Problem description: Find the word "Feeding" in the material below and gather every line that contains it.

Dataset:
● ● ● ●

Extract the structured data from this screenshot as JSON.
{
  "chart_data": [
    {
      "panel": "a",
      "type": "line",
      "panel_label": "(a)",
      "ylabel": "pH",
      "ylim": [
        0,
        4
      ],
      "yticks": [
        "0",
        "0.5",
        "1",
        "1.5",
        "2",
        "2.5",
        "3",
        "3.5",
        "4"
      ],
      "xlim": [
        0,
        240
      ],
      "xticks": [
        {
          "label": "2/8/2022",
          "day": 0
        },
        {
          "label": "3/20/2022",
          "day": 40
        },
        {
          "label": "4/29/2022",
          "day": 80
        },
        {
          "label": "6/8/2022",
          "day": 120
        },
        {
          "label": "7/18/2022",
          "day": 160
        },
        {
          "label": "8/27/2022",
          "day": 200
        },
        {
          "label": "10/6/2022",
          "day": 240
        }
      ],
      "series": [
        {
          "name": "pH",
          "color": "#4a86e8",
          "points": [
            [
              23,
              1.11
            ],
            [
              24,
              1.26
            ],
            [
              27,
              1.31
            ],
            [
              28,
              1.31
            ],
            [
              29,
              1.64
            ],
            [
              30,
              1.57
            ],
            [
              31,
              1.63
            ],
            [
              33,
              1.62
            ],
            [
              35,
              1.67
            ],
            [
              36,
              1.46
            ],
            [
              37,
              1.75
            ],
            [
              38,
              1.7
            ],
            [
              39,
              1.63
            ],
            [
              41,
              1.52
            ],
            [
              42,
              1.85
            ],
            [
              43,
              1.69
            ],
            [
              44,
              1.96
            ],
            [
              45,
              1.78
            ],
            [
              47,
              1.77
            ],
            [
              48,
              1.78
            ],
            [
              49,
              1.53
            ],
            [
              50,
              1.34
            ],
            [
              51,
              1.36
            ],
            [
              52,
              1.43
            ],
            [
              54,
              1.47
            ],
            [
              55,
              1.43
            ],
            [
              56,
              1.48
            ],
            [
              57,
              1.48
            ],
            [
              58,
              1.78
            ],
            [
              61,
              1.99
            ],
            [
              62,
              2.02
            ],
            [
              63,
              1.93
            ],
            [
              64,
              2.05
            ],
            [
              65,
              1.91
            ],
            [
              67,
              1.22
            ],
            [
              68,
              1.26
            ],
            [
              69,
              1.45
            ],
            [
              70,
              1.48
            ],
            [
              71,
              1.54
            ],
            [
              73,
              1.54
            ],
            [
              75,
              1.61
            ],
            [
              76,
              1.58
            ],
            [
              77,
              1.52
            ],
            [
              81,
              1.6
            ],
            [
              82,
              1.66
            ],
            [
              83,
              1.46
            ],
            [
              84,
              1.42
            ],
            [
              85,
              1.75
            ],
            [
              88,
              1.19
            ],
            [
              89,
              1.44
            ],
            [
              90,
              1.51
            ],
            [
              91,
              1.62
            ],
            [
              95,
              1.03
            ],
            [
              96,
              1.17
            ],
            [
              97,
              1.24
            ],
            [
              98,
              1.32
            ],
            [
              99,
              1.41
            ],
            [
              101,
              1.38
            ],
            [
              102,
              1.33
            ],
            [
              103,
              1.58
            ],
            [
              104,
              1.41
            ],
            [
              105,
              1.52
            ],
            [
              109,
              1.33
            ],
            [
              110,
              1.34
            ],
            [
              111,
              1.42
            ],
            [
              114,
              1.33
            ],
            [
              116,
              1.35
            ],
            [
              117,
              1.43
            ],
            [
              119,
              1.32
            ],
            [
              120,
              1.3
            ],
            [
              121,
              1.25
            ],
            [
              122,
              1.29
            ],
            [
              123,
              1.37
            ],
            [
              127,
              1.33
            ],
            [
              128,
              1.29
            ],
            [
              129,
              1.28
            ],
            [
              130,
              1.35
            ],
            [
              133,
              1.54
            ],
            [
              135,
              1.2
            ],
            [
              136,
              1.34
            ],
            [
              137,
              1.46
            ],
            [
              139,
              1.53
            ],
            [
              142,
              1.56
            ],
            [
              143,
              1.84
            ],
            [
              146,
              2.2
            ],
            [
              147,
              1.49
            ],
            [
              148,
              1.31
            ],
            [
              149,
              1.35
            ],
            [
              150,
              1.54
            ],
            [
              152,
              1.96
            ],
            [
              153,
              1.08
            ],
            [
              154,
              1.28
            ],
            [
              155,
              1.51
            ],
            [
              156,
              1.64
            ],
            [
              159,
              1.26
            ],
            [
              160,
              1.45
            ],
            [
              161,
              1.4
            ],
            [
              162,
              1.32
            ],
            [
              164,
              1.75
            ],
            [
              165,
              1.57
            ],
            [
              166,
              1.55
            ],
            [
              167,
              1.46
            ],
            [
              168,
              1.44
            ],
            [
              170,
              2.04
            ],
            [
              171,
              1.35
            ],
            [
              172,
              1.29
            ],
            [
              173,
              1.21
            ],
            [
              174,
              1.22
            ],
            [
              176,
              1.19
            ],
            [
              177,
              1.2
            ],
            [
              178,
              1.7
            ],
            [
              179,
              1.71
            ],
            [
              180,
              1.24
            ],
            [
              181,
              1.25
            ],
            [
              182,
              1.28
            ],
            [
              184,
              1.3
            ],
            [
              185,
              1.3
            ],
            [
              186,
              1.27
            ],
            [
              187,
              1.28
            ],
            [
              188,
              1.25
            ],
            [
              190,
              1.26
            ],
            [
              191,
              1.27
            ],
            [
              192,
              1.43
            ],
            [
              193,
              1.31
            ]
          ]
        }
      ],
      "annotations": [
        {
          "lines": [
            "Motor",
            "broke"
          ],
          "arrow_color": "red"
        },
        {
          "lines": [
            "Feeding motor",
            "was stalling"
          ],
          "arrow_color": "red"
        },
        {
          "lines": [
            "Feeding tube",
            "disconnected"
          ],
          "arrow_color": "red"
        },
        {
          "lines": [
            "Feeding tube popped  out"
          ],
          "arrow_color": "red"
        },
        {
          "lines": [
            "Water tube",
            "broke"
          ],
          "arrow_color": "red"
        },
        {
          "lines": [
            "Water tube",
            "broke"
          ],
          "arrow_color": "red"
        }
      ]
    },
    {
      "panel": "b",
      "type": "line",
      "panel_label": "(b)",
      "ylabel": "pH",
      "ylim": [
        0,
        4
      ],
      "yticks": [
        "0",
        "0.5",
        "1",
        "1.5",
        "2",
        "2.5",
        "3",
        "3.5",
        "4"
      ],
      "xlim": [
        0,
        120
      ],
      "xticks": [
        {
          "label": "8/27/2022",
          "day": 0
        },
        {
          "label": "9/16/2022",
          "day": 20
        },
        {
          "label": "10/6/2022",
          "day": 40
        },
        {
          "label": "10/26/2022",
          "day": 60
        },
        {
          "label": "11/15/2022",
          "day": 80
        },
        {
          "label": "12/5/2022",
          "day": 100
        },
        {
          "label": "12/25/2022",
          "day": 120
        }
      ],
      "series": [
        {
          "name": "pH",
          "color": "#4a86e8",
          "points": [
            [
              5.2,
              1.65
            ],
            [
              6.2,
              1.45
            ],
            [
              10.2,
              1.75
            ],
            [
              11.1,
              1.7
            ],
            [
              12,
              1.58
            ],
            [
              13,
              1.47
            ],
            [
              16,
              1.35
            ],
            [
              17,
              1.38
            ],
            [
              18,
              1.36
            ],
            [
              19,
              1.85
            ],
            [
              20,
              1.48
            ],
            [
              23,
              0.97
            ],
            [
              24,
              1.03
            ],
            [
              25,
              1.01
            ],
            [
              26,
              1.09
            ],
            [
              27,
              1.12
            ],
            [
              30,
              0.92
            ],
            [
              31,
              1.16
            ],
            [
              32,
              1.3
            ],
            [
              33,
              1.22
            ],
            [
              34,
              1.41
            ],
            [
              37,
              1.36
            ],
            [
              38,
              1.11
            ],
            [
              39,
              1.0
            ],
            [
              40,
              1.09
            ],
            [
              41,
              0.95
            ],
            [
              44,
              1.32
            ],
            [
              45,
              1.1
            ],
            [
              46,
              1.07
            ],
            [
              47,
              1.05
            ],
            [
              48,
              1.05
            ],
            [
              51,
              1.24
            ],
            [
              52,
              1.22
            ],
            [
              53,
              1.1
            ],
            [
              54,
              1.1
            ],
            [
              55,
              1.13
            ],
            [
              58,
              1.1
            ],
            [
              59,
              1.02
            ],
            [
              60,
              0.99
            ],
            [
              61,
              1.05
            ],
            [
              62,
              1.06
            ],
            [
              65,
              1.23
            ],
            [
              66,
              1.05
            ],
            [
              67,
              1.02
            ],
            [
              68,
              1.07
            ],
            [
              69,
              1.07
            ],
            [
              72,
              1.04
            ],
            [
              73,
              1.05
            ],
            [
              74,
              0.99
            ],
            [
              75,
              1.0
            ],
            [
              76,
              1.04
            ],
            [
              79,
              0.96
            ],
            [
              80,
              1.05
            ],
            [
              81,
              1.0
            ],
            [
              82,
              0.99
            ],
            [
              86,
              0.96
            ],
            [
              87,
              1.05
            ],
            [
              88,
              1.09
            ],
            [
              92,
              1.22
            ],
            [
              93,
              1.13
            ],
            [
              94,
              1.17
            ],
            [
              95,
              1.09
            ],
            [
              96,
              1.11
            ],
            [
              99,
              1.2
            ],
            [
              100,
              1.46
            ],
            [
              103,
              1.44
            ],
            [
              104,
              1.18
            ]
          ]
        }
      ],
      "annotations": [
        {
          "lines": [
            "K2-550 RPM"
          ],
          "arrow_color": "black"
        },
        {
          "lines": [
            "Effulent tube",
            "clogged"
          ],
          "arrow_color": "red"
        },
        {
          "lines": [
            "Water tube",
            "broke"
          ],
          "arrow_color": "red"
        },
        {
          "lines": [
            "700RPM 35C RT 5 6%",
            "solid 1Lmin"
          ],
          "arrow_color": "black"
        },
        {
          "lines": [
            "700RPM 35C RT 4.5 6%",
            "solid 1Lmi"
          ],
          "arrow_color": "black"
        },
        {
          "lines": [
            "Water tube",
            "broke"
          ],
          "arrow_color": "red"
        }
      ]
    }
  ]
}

● ● ● ●

Written solution:
            "Feeding motor",
            "Feeding tube",
            "Feeding tube popped  out"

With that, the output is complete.